───── RECORDS PROVIDED

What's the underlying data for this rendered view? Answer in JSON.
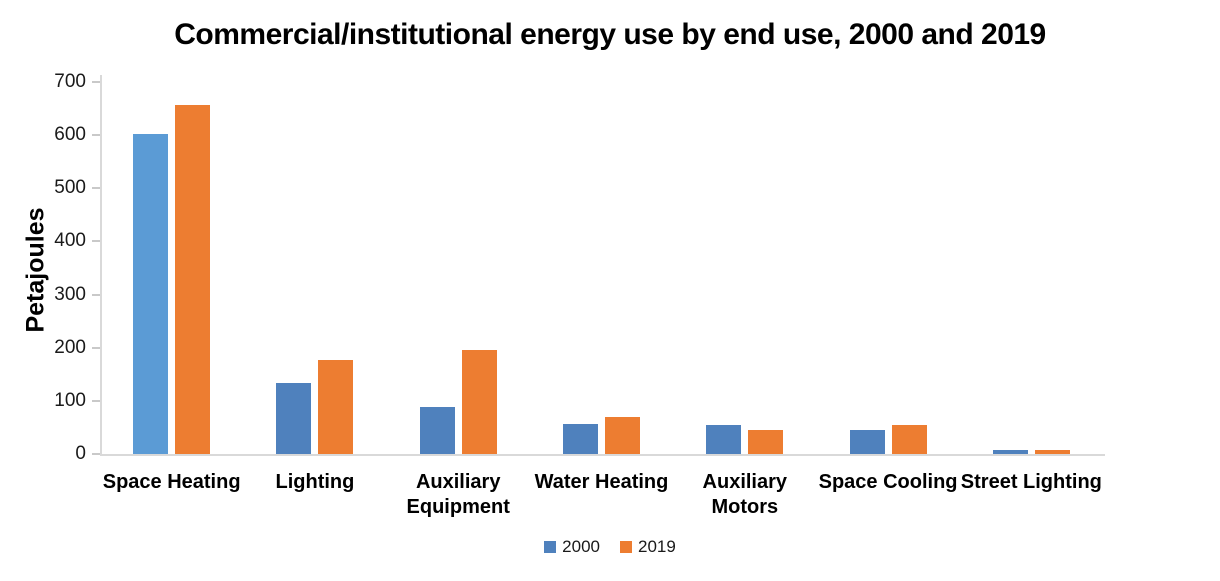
{
  "chart_data": {
    "type": "bar",
    "title": "Commercial/institutional energy use by end use, 2000 and 2019",
    "xlabel": "",
    "ylabel": "Petajoules",
    "categories": [
      "Space Heating",
      "Lighting",
      "Auxiliary\nEquipment",
      "Water Heating",
      "Auxiliary\nMotors",
      "Space Cooling",
      "Street Lighting"
    ],
    "series": [
      {
        "name": "2000",
        "color": "#4f81bd",
        "values": [
          602,
          134,
          88,
          57,
          54,
          45,
          7
        ],
        "point_color_overrides": [
          {
            "index": 0,
            "color": "#5b9bd5"
          }
        ]
      },
      {
        "name": "2019",
        "color": "#ed7d31",
        "values": [
          656,
          177,
          196,
          69,
          45,
          54,
          7
        ],
        "point_color_overrides": []
      }
    ],
    "ylim": [
      0,
      700
    ],
    "ytick_step": 100,
    "grid": false,
    "legend_position": "bottom",
    "axis_line_color": "#d9d9d9",
    "tick_mark_color": "#c9c9c9"
  }
}
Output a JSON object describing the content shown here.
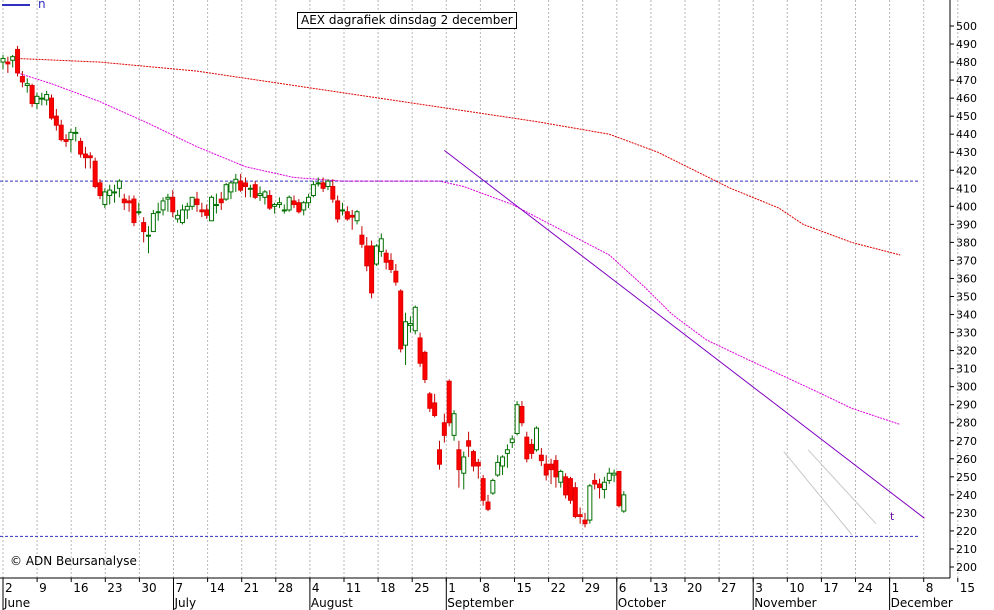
{
  "chart_data": {
    "type": "candlestick",
    "title": "AEX dagrafiek dinsdag 2 december",
    "ylim": [
      195,
      510
    ],
    "y_ticks": [
      200,
      210,
      220,
      230,
      240,
      250,
      260,
      270,
      280,
      290,
      300,
      310,
      320,
      330,
      340,
      350,
      360,
      370,
      380,
      390,
      400,
      410,
      420,
      430,
      440,
      450,
      460,
      470,
      480,
      490,
      500
    ],
    "x_ticks": [
      "2",
      "9",
      "16",
      "23",
      "30",
      "7",
      "14",
      "21",
      "28",
      "4",
      "11",
      "18",
      "25",
      "1",
      "8",
      "15",
      "22",
      "29",
      "6",
      "13",
      "20",
      "27",
      "3",
      "10",
      "17",
      "24",
      "1",
      "8",
      "15"
    ],
    "months": [
      "June",
      "July",
      "August",
      "September",
      "October",
      "November",
      "December"
    ],
    "horizontal_levels": [
      414,
      217
    ],
    "candles": [
      {
        "o": 480,
        "h": 484,
        "l": 476,
        "c": 482
      },
      {
        "o": 480,
        "h": 483,
        "l": 474,
        "c": 479
      },
      {
        "o": 481,
        "h": 484,
        "l": 477,
        "c": 483
      },
      {
        "o": 487,
        "h": 489,
        "l": 472,
        "c": 474
      },
      {
        "o": 472,
        "h": 475,
        "l": 466,
        "c": 469
      },
      {
        "o": 467,
        "h": 471,
        "l": 463,
        "c": 468
      },
      {
        "o": 467,
        "h": 468,
        "l": 455,
        "c": 457
      },
      {
        "o": 457,
        "h": 463,
        "l": 454,
        "c": 461
      },
      {
        "o": 460,
        "h": 463,
        "l": 456,
        "c": 460
      },
      {
        "o": 459,
        "h": 464,
        "l": 456,
        "c": 462
      },
      {
        "o": 460,
        "h": 462,
        "l": 448,
        "c": 449
      },
      {
        "o": 450,
        "h": 454,
        "l": 442,
        "c": 445
      },
      {
        "o": 445,
        "h": 448,
        "l": 436,
        "c": 437
      },
      {
        "o": 437,
        "h": 440,
        "l": 433,
        "c": 436
      },
      {
        "o": 437,
        "h": 443,
        "l": 430,
        "c": 441
      },
      {
        "o": 441,
        "h": 444,
        "l": 436,
        "c": 441
      },
      {
        "o": 436,
        "h": 438,
        "l": 427,
        "c": 429
      },
      {
        "o": 429,
        "h": 433,
        "l": 421,
        "c": 427
      },
      {
        "o": 428,
        "h": 430,
        "l": 421,
        "c": 427
      },
      {
        "o": 425,
        "h": 427,
        "l": 410,
        "c": 411
      },
      {
        "o": 413,
        "h": 415,
        "l": 404,
        "c": 406
      },
      {
        "o": 401,
        "h": 410,
        "l": 399,
        "c": 408
      },
      {
        "o": 406,
        "h": 412,
        "l": 401,
        "c": 409
      },
      {
        "o": 408,
        "h": 412,
        "l": 402,
        "c": 408
      },
      {
        "o": 410,
        "h": 415,
        "l": 405,
        "c": 414
      },
      {
        "o": 404,
        "h": 407,
        "l": 398,
        "c": 402
      },
      {
        "o": 403,
        "h": 406,
        "l": 397,
        "c": 402
      },
      {
        "o": 404,
        "h": 406,
        "l": 389,
        "c": 391
      },
      {
        "o": 397,
        "h": 402,
        "l": 395,
        "c": 397
      },
      {
        "o": 391,
        "h": 394,
        "l": 380,
        "c": 386
      },
      {
        "o": 384,
        "h": 389,
        "l": 374,
        "c": 384
      },
      {
        "o": 386,
        "h": 398,
        "l": 386,
        "c": 396
      },
      {
        "o": 397,
        "h": 402,
        "l": 392,
        "c": 397
      },
      {
        "o": 398,
        "h": 405,
        "l": 395,
        "c": 403
      },
      {
        "o": 404,
        "h": 407,
        "l": 397,
        "c": 405
      },
      {
        "o": 405,
        "h": 409,
        "l": 394,
        "c": 397
      },
      {
        "o": 393,
        "h": 398,
        "l": 391,
        "c": 395
      },
      {
        "o": 391,
        "h": 401,
        "l": 390,
        "c": 398
      },
      {
        "o": 398,
        "h": 402,
        "l": 393,
        "c": 400
      },
      {
        "o": 400,
        "h": 405,
        "l": 398,
        "c": 405
      },
      {
        "o": 404,
        "h": 408,
        "l": 397,
        "c": 401
      },
      {
        "o": 398,
        "h": 402,
        "l": 394,
        "c": 397
      },
      {
        "o": 398,
        "h": 401,
        "l": 393,
        "c": 395
      },
      {
        "o": 392,
        "h": 406,
        "l": 392,
        "c": 405
      },
      {
        "o": 401,
        "h": 407,
        "l": 396,
        "c": 401
      },
      {
        "o": 404,
        "h": 408,
        "l": 398,
        "c": 402
      },
      {
        "o": 404,
        "h": 413,
        "l": 403,
        "c": 412
      },
      {
        "o": 408,
        "h": 414,
        "l": 404,
        "c": 413
      },
      {
        "o": 413,
        "h": 418,
        "l": 408,
        "c": 415
      },
      {
        "o": 414,
        "h": 418,
        "l": 408,
        "c": 409
      },
      {
        "o": 413,
        "h": 416,
        "l": 405,
        "c": 411
      },
      {
        "o": 410,
        "h": 412,
        "l": 405,
        "c": 410
      },
      {
        "o": 412,
        "h": 414,
        "l": 404,
        "c": 405
      },
      {
        "o": 406,
        "h": 411,
        "l": 403,
        "c": 407
      },
      {
        "o": 405,
        "h": 409,
        "l": 401,
        "c": 408
      },
      {
        "o": 406,
        "h": 409,
        "l": 398,
        "c": 399
      },
      {
        "o": 400,
        "h": 402,
        "l": 396,
        "c": 401
      },
      {
        "o": 401,
        "h": 405,
        "l": 399,
        "c": 402
      },
      {
        "o": 398,
        "h": 401,
        "l": 396,
        "c": 398
      },
      {
        "o": 398,
        "h": 406,
        "l": 397,
        "c": 405
      },
      {
        "o": 403,
        "h": 406,
        "l": 399,
        "c": 401
      },
      {
        "o": 402,
        "h": 404,
        "l": 396,
        "c": 397
      },
      {
        "o": 398,
        "h": 403,
        "l": 395,
        "c": 402
      },
      {
        "o": 402,
        "h": 407,
        "l": 399,
        "c": 405
      },
      {
        "o": 406,
        "h": 414,
        "l": 405,
        "c": 412
      },
      {
        "o": 413,
        "h": 416,
        "l": 411,
        "c": 413
      },
      {
        "o": 413,
        "h": 416,
        "l": 408,
        "c": 410
      },
      {
        "o": 411,
        "h": 415,
        "l": 409,
        "c": 414
      },
      {
        "o": 411,
        "h": 415,
        "l": 402,
        "c": 404
      },
      {
        "o": 403,
        "h": 406,
        "l": 391,
        "c": 393
      },
      {
        "o": 398,
        "h": 402,
        "l": 395,
        "c": 398
      },
      {
        "o": 397,
        "h": 400,
        "l": 392,
        "c": 393
      },
      {
        "o": 395,
        "h": 398,
        "l": 387,
        "c": 394
      },
      {
        "o": 392,
        "h": 398,
        "l": 390,
        "c": 397
      },
      {
        "o": 384,
        "h": 389,
        "l": 377,
        "c": 379
      },
      {
        "o": 378,
        "h": 383,
        "l": 364,
        "c": 367
      },
      {
        "o": 378,
        "h": 381,
        "l": 349,
        "c": 352
      },
      {
        "o": 368,
        "h": 379,
        "l": 367,
        "c": 378
      },
      {
        "o": 375,
        "h": 385,
        "l": 372,
        "c": 382
      },
      {
        "o": 374,
        "h": 376,
        "l": 365,
        "c": 369
      },
      {
        "o": 370,
        "h": 374,
        "l": 363,
        "c": 365
      },
      {
        "o": 364,
        "h": 368,
        "l": 356,
        "c": 358
      },
      {
        "o": 353,
        "h": 354,
        "l": 319,
        "c": 321
      },
      {
        "o": 323,
        "h": 341,
        "l": 312,
        "c": 336
      },
      {
        "o": 334,
        "h": 339,
        "l": 330,
        "c": 335
      },
      {
        "o": 331,
        "h": 345,
        "l": 329,
        "c": 344
      },
      {
        "o": 327,
        "h": 330,
        "l": 311,
        "c": 313
      },
      {
        "o": 319,
        "h": 320,
        "l": 302,
        "c": 304
      },
      {
        "o": 296,
        "h": 297,
        "l": 286,
        "c": 288
      },
      {
        "o": 291,
        "h": 296,
        "l": 283,
        "c": 284
      },
      {
        "o": 265,
        "h": 270,
        "l": 254,
        "c": 257
      },
      {
        "o": 280,
        "h": 285,
        "l": 269,
        "c": 273
      },
      {
        "o": 303,
        "h": 304,
        "l": 278,
        "c": 280
      },
      {
        "o": 273,
        "h": 287,
        "l": 270,
        "c": 285
      },
      {
        "o": 265,
        "h": 270,
        "l": 244,
        "c": 254
      },
      {
        "o": 252,
        "h": 264,
        "l": 243,
        "c": 261
      },
      {
        "o": 270,
        "h": 275,
        "l": 261,
        "c": 267
      },
      {
        "o": 264,
        "h": 265,
        "l": 253,
        "c": 256
      },
      {
        "o": 258,
        "h": 260,
        "l": 249,
        "c": 256
      },
      {
        "o": 249,
        "h": 251,
        "l": 234,
        "c": 237
      },
      {
        "o": 236,
        "h": 240,
        "l": 231,
        "c": 232
      },
      {
        "o": 241,
        "h": 249,
        "l": 240,
        "c": 248
      },
      {
        "o": 251,
        "h": 262,
        "l": 250,
        "c": 258
      },
      {
        "o": 256,
        "h": 262,
        "l": 251,
        "c": 261
      },
      {
        "o": 263,
        "h": 268,
        "l": 255,
        "c": 265
      },
      {
        "o": 269,
        "h": 273,
        "l": 266,
        "c": 271
      },
      {
        "o": 274,
        "h": 292,
        "l": 273,
        "c": 290
      },
      {
        "o": 289,
        "h": 292,
        "l": 278,
        "c": 280
      },
      {
        "o": 272,
        "h": 275,
        "l": 258,
        "c": 260
      },
      {
        "o": 268,
        "h": 271,
        "l": 260,
        "c": 263
      },
      {
        "o": 265,
        "h": 278,
        "l": 264,
        "c": 277
      },
      {
        "o": 262,
        "h": 266,
        "l": 256,
        "c": 259
      },
      {
        "o": 257,
        "h": 262,
        "l": 248,
        "c": 251
      },
      {
        "o": 257,
        "h": 260,
        "l": 246,
        "c": 254
      },
      {
        "o": 259,
        "h": 262,
        "l": 244,
        "c": 250
      },
      {
        "o": 247,
        "h": 254,
        "l": 244,
        "c": 253
      },
      {
        "o": 250,
        "h": 252,
        "l": 238,
        "c": 240
      },
      {
        "o": 249,
        "h": 250,
        "l": 235,
        "c": 237
      },
      {
        "o": 244,
        "h": 247,
        "l": 227,
        "c": 228
      },
      {
        "o": 229,
        "h": 233,
        "l": 224,
        "c": 228
      },
      {
        "o": 226,
        "h": 230,
        "l": 222,
        "c": 224
      },
      {
        "o": 226,
        "h": 246,
        "l": 224,
        "c": 245
      },
      {
        "o": 248,
        "h": 252,
        "l": 243,
        "c": 246
      },
      {
        "o": 246,
        "h": 249,
        "l": 238,
        "c": 244
      },
      {
        "o": 243,
        "h": 250,
        "l": 238,
        "c": 247
      },
      {
        "o": 248,
        "h": 255,
        "l": 246,
        "c": 252
      },
      {
        "o": 251,
        "h": 254,
        "l": 247,
        "c": 252
      },
      {
        "o": 253,
        "h": 253,
        "l": 233,
        "c": 234
      },
      {
        "o": 231,
        "h": 242,
        "l": 230,
        "c": 240
      }
    ],
    "moving_averages": [
      {
        "color": "#e00000",
        "points": [
          [
            3,
            482
          ],
          [
            20,
            480
          ],
          [
            40,
            475
          ],
          [
            55,
            469
          ],
          [
            70,
            463
          ],
          [
            90,
            455
          ],
          [
            110,
            447
          ],
          [
            125,
            440
          ],
          [
            135,
            430
          ],
          [
            150,
            410
          ],
          [
            160,
            399
          ],
          [
            165,
            390
          ],
          [
            175,
            380
          ],
          [
            185,
            373
          ]
        ]
      },
      {
        "color": "#e000e0",
        "points": [
          [
            3,
            474
          ],
          [
            10,
            468
          ],
          [
            20,
            458
          ],
          [
            30,
            446
          ],
          [
            40,
            433
          ],
          [
            50,
            422
          ],
          [
            60,
            416
          ],
          [
            70,
            414
          ],
          [
            78,
            414
          ],
          [
            90,
            414
          ],
          [
            95,
            411
          ],
          [
            105,
            401
          ],
          [
            115,
            387
          ],
          [
            125,
            373
          ],
          [
            132,
            356
          ],
          [
            138,
            340
          ],
          [
            145,
            326
          ],
          [
            152,
            317
          ],
          [
            160,
            307
          ],
          [
            168,
            297
          ],
          [
            175,
            288
          ],
          [
            185,
            279
          ]
        ]
      }
    ],
    "trendline": {
      "color": "#8000c0",
      "points": [
        [
          91,
          431
        ],
        [
          190,
          227
        ]
      ]
    },
    "channel_lines": [
      {
        "color": "#c8c8c8",
        "points": [
          [
            161,
            264
          ],
          [
            175,
            218
          ]
        ]
      },
      {
        "color": "#c8c8c8",
        "points": [
          [
            166,
            265
          ],
          [
            180,
            224
          ]
        ]
      }
    ],
    "trend_label": "t",
    "legend_label": "n"
  },
  "watermark": "© ADN Beursanalyse"
}
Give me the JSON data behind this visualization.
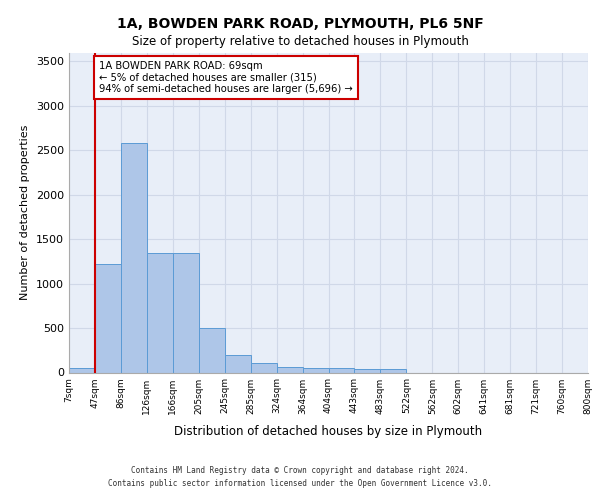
{
  "title_line1": "1A, BOWDEN PARK ROAD, PLYMOUTH, PL6 5NF",
  "title_line2": "Size of property relative to detached houses in Plymouth",
  "xlabel": "Distribution of detached houses by size in Plymouth",
  "ylabel": "Number of detached properties",
  "bin_labels": [
    "7sqm",
    "47sqm",
    "86sqm",
    "126sqm",
    "166sqm",
    "205sqm",
    "245sqm",
    "285sqm",
    "324sqm",
    "364sqm",
    "404sqm",
    "443sqm",
    "483sqm",
    "522sqm",
    "562sqm",
    "602sqm",
    "641sqm",
    "681sqm",
    "721sqm",
    "760sqm",
    "800sqm"
  ],
  "bar_values": [
    55,
    1220,
    2580,
    1340,
    1340,
    500,
    200,
    110,
    60,
    55,
    55,
    40,
    40,
    0,
    0,
    0,
    0,
    0,
    0,
    0
  ],
  "bar_color": "#aec6e8",
  "bar_edge_color": "#5b9bd5",
  "vline_x": 1,
  "vline_color": "#cc0000",
  "annotation_text": "1A BOWDEN PARK ROAD: 69sqm\n← 5% of detached houses are smaller (315)\n94% of semi-detached houses are larger (5,696) →",
  "annotation_box_color": "#cc0000",
  "annotation_text_color": "#000000",
  "ylim": [
    0,
    3600
  ],
  "yticks": [
    0,
    500,
    1000,
    1500,
    2000,
    2500,
    3000,
    3500
  ],
  "grid_color": "#d0d8e8",
  "bg_color": "#e8eef8",
  "footer_line1": "Contains HM Land Registry data © Crown copyright and database right 2024.",
  "footer_line2": "Contains public sector information licensed under the Open Government Licence v3.0."
}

──────────

> [STATED GOAL]:
Everything from the line containing "Give me the" through the last line of the entries must be repeated verbatim, except pictures.

> [OUTPUT FOR THIS EXERCISE]:
Give me the JSON data behind this visualization.
{
  "title_line1": "1A, BOWDEN PARK ROAD, PLYMOUTH, PL6 5NF",
  "title_line2": "Size of property relative to detached houses in Plymouth",
  "xlabel": "Distribution of detached houses by size in Plymouth",
  "ylabel": "Number of detached properties",
  "bin_labels": [
    "7sqm",
    "47sqm",
    "86sqm",
    "126sqm",
    "166sqm",
    "205sqm",
    "245sqm",
    "285sqm",
    "324sqm",
    "364sqm",
    "404sqm",
    "443sqm",
    "483sqm",
    "522sqm",
    "562sqm",
    "602sqm",
    "641sqm",
    "681sqm",
    "721sqm",
    "760sqm",
    "800sqm"
  ],
  "bar_values": [
    55,
    1220,
    2580,
    1340,
    1340,
    500,
    200,
    110,
    60,
    55,
    55,
    40,
    40,
    0,
    0,
    0,
    0,
    0,
    0,
    0
  ],
  "bar_color": "#aec6e8",
  "bar_edge_color": "#5b9bd5",
  "vline_x": 1,
  "vline_color": "#cc0000",
  "annotation_text": "1A BOWDEN PARK ROAD: 69sqm\n← 5% of detached houses are smaller (315)\n94% of semi-detached houses are larger (5,696) →",
  "annotation_box_color": "#cc0000",
  "annotation_text_color": "#000000",
  "ylim": [
    0,
    3600
  ],
  "yticks": [
    0,
    500,
    1000,
    1500,
    2000,
    2500,
    3000,
    3500
  ],
  "grid_color": "#d0d8e8",
  "bg_color": "#e8eef8",
  "footer_line1": "Contains HM Land Registry data © Crown copyright and database right 2024.",
  "footer_line2": "Contains public sector information licensed under the Open Government Licence v3.0."
}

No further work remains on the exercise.